## Aim of the exercise
In the material below, repeat only the lines from the one that holds "Give me the" through the final line, exactly as they stand.

◇ ◇ ◇ ◇ ◇

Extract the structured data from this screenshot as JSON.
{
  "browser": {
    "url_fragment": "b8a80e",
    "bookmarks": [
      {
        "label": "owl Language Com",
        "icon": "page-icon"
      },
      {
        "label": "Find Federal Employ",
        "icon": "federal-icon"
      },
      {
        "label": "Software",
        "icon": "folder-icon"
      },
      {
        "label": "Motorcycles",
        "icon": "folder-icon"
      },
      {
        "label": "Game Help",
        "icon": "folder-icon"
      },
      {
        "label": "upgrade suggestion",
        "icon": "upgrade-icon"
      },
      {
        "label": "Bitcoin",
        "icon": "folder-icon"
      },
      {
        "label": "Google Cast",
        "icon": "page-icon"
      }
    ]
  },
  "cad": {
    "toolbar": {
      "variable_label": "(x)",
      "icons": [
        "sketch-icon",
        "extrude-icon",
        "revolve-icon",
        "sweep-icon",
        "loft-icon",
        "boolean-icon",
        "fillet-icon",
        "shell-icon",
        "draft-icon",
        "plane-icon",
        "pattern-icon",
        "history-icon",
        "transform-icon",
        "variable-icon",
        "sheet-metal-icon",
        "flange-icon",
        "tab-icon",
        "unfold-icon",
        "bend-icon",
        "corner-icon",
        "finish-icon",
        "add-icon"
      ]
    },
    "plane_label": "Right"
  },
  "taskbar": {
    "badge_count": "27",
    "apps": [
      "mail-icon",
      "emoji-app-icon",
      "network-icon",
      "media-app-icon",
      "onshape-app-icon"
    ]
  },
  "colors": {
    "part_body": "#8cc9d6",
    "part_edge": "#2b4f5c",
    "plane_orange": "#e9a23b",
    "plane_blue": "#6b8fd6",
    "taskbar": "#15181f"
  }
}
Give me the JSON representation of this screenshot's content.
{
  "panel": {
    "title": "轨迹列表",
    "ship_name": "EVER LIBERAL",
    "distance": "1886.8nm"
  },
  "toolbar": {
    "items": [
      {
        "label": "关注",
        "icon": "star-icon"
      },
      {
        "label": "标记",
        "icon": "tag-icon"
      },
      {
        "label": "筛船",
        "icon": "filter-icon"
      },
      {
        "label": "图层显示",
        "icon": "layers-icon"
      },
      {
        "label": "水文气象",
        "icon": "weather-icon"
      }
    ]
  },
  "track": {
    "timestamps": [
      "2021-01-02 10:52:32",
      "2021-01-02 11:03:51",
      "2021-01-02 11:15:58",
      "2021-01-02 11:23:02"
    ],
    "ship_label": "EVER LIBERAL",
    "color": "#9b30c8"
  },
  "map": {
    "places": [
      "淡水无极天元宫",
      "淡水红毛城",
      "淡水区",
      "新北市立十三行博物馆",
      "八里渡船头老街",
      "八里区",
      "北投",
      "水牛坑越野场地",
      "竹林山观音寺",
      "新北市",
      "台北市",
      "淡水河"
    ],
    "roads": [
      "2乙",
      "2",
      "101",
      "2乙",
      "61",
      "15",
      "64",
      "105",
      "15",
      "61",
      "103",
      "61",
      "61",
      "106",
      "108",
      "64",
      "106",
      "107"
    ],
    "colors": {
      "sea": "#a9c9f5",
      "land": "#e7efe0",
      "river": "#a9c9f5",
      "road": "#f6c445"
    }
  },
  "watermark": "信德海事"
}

◇ ◇ ◇ ◇ ◇

## Solution to the problem
Give me the JSON representation of this screenshot's content.
{
  "panel": {
    "title": "轨迹列表",
    "ship_name": "EVER LIBERAL",
    "distance": "1886.8nm"
  },
  "toolbar": {
    "items": [
      {
        "label": "关注",
        "icon": "star-icon"
      },
      {
        "label": "标记",
        "icon": "tag-icon"
      },
      {
        "label": "筛船",
        "icon": "filter-icon"
      },
      {
        "label": "图层显示",
        "icon": "layers-icon"
      },
      {
        "label": "水文气象",
        "icon": "weather-icon"
      }
    ]
  },
  "track": {
    "timestamps": [
      "2021-01-02 10:52:32",
      "2021-01-02 11:03:51",
      "2021-01-02 11:15:58",
      "2021-01-02 11:23:02"
    ],
    "ship_label": "EVER LIBERAL",
    "color": "#9b30c8"
  },
  "map": {
    "places": [
      "淡水无极天元宫",
      "淡水红毛城",
      "淡水区",
      "新北市立十三行博物馆",
      "八里渡船头老街",
      "八里区",
      "北投",
      "水牛坑越野场地",
      "竹林山观音寺",
      "新北市",
      "台北市",
      "淡水河"
    ],
    "roads": [
      "2乙",
      "2",
      "101",
      "2乙",
      "61",
      "15",
      "64",
      "105",
      "15",
      "61",
      "103",
      "61",
      "61",
      "106",
      "108",
      "64",
      "106",
      "107"
    ],
    "colors": {
      "sea": "#a9c9f5",
      "land": "#e7efe0",
      "river": "#a9c9f5",
      "road": "#f6c445"
    }
  },
  "watermark": "信德海事"
}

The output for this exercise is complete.